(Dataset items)
+ + + + + + +

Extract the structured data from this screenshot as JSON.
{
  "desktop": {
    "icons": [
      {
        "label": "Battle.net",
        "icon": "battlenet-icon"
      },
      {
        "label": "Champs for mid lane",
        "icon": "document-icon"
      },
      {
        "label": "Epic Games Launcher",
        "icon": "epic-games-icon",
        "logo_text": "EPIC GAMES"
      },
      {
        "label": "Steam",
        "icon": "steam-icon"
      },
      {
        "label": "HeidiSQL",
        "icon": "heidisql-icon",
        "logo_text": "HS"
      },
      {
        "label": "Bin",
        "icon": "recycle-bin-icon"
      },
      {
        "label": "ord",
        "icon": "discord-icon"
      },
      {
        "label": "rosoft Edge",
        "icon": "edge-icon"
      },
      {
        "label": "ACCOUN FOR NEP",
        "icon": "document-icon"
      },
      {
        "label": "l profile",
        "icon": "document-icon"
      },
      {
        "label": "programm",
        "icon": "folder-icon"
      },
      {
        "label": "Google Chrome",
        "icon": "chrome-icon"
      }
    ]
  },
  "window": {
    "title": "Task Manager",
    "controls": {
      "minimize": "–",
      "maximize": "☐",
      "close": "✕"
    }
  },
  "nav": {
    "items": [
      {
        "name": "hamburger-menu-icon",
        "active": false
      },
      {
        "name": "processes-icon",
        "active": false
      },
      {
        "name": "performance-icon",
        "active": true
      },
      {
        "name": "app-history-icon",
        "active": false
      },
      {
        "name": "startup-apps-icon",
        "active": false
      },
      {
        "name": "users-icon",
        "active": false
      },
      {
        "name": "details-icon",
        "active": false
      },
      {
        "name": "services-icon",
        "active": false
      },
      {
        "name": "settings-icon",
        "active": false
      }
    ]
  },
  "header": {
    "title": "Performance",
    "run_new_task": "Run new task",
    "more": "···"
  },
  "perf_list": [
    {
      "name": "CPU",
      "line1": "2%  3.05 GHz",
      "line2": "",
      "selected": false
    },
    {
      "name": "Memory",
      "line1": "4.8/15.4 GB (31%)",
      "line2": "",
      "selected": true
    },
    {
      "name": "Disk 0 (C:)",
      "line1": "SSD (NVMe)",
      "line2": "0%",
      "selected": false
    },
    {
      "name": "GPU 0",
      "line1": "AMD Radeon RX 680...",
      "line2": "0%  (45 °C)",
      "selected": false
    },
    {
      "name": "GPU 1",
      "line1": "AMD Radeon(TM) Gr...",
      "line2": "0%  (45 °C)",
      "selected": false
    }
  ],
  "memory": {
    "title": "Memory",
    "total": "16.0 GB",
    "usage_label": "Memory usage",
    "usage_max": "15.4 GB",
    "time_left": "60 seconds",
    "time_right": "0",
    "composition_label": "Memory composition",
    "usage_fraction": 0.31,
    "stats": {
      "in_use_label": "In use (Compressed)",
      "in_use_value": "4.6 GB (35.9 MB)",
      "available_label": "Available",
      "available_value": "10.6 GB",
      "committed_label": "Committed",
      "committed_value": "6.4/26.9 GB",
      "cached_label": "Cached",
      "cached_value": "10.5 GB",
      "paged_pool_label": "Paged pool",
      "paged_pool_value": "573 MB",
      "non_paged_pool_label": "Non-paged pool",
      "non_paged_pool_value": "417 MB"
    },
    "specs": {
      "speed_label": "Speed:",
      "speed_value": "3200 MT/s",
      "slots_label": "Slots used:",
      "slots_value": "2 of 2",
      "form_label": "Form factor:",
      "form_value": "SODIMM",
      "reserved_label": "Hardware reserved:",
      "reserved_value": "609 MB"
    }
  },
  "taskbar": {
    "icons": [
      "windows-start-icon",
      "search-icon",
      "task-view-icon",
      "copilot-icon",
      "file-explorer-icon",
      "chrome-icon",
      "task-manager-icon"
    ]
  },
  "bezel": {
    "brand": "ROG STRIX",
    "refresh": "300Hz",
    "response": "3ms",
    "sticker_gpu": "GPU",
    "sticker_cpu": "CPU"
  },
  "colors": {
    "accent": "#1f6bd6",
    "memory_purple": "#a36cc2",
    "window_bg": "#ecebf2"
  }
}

+ + + + + + +

● **WHAT YOU ARE ASKED TO DO**
Exactly reproduce the material above.

● **EXERCISE ANSWER**
Extract the structured data from this screenshot as JSON.
{
  "desktop": {
    "icons": [
      {
        "label": "Battle.net",
        "icon": "battlenet-icon"
      },
      {
        "label": "Champs for mid lane",
        "icon": "document-icon"
      },
      {
        "label": "Epic Games Launcher",
        "icon": "epic-games-icon",
        "logo_text": "EPIC GAMES"
      },
      {
        "label": "Steam",
        "icon": "steam-icon"
      },
      {
        "label": "HeidiSQL",
        "icon": "heidisql-icon",
        "logo_text": "HS"
      },
      {
        "label": "Bin",
        "icon": "recycle-bin-icon"
      },
      {
        "label": "ord",
        "icon": "discord-icon"
      },
      {
        "label": "rosoft Edge",
        "icon": "edge-icon"
      },
      {
        "label": "ACCOUN FOR NEP",
        "icon": "document-icon"
      },
      {
        "label": "l profile",
        "icon": "document-icon"
      },
      {
        "label": "programm",
        "icon": "folder-icon"
      },
      {
        "label": "Google Chrome",
        "icon": "chrome-icon"
      }
    ]
  },
  "window": {
    "title": "Task Manager",
    "controls": {
      "minimize": "–",
      "maximize": "☐",
      "close": "✕"
    }
  },
  "nav": {
    "items": [
      {
        "name": "hamburger-menu-icon",
        "active": false
      },
      {
        "name": "processes-icon",
        "active": false
      },
      {
        "name": "performance-icon",
        "active": true
      },
      {
        "name": "app-history-icon",
        "active": false
      },
      {
        "name": "startup-apps-icon",
        "active": false
      },
      {
        "name": "users-icon",
        "active": false
      },
      {
        "name": "details-icon",
        "active": false
      },
      {
        "name": "services-icon",
        "active": false
      },
      {
        "name": "settings-icon",
        "active": false
      }
    ]
  },
  "header": {
    "title": "Performance",
    "run_new_task": "Run new task",
    "more": "···"
  },
  "perf_list": [
    {
      "name": "CPU",
      "line1": "2%  3.05 GHz",
      "line2": "",
      "selected": false
    },
    {
      "name": "Memory",
      "line1": "4.8/15.4 GB (31%)",
      "line2": "",
      "selected": true
    },
    {
      "name": "Disk 0 (C:)",
      "line1": "SSD (NVMe)",
      "line2": "0%",
      "selected": false
    },
    {
      "name": "GPU 0",
      "line1": "AMD Radeon RX 680...",
      "line2": "0%  (45 °C)",
      "selected": false
    },
    {
      "name": "GPU 1",
      "line1": "AMD Radeon(TM) Gr...",
      "line2": "0%  (45 °C)",
      "selected": false
    }
  ],
  "memory": {
    "title": "Memory",
    "total": "16.0 GB",
    "usage_label": "Memory usage",
    "usage_max": "15.4 GB",
    "time_left": "60 seconds",
    "time_right": "0",
    "composition_label": "Memory composition",
    "usage_fraction": 0.31,
    "stats": {
      "in_use_label": "In use (Compressed)",
      "in_use_value": "4.6 GB (35.9 MB)",
      "available_label": "Available",
      "available_value": "10.6 GB",
      "committed_label": "Committed",
      "committed_value": "6.4/26.9 GB",
      "cached_label": "Cached",
      "cached_value": "10.5 GB",
      "paged_pool_label": "Paged pool",
      "paged_pool_value": "573 MB",
      "non_paged_pool_label": "Non-paged pool",
      "non_paged_pool_value": "417 MB"
    },
    "specs": {
      "speed_label": "Speed:",
      "speed_value": "3200 MT/s",
      "slots_label": "Slots used:",
      "slots_value": "2 of 2",
      "form_label": "Form factor:",
      "form_value": "SODIMM",
      "reserved_label": "Hardware reserved:",
      "reserved_value": "609 MB"
    }
  },
  "taskbar": {
    "icons": [
      "windows-start-icon",
      "search-icon",
      "task-view-icon",
      "copilot-icon",
      "file-explorer-icon",
      "chrome-icon",
      "task-manager-icon"
    ]
  },
  "bezel": {
    "brand": "ROG STRIX",
    "refresh": "300Hz",
    "response": "3ms",
    "sticker_gpu": "GPU",
    "sticker_cpu": "CPU"
  },
  "colors": {
    "accent": "#1f6bd6",
    "memory_purple": "#a36cc2",
    "window_bg": "#ecebf2"
  }
}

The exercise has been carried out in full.